• [AIM]:
Copy every line that contains the string "image" from the entries below.

Data entries
----------

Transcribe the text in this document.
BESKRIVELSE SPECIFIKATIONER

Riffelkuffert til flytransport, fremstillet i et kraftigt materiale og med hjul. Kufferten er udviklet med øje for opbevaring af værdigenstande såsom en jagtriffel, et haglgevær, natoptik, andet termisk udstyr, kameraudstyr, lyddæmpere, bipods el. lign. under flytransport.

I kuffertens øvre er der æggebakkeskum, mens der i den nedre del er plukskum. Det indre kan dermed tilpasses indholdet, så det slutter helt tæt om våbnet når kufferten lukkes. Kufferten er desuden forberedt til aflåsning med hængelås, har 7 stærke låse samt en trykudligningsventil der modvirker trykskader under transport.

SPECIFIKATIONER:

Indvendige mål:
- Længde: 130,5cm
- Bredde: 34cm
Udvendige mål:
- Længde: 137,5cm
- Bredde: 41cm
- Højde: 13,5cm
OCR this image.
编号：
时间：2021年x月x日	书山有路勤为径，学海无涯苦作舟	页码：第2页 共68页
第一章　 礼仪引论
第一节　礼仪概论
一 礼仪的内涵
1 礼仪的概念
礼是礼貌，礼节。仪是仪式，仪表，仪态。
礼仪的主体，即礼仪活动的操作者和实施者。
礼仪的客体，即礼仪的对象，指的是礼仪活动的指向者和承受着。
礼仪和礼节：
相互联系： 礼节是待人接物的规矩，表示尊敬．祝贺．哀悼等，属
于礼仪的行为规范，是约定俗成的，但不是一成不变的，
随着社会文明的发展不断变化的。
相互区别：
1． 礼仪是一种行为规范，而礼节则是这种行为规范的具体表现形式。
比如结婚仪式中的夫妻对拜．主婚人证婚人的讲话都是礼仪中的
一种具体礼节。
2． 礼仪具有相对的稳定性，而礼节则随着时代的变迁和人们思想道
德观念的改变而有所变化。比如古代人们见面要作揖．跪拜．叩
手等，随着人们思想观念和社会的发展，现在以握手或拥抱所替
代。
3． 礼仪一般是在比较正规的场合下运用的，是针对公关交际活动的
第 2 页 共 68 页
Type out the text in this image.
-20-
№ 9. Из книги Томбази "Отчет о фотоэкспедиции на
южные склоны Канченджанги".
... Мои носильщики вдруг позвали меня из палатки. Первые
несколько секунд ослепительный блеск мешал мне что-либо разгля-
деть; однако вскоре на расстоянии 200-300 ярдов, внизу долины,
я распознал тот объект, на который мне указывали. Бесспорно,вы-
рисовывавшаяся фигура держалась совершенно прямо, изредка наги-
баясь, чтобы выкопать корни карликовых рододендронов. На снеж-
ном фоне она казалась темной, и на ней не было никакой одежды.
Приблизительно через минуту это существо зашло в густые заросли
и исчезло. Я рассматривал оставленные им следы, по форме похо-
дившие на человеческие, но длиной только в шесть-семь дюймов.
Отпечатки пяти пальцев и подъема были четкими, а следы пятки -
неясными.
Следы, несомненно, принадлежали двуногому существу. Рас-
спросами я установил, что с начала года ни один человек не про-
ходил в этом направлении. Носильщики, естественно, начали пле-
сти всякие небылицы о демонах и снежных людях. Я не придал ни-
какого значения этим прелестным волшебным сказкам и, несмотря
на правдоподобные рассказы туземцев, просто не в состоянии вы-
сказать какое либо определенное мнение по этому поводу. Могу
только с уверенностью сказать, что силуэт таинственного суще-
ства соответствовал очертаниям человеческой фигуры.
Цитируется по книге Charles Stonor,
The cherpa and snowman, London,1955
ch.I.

----------

• [RESULT FOR THIS TASK]:
OCR this image.
Type out the text in this image.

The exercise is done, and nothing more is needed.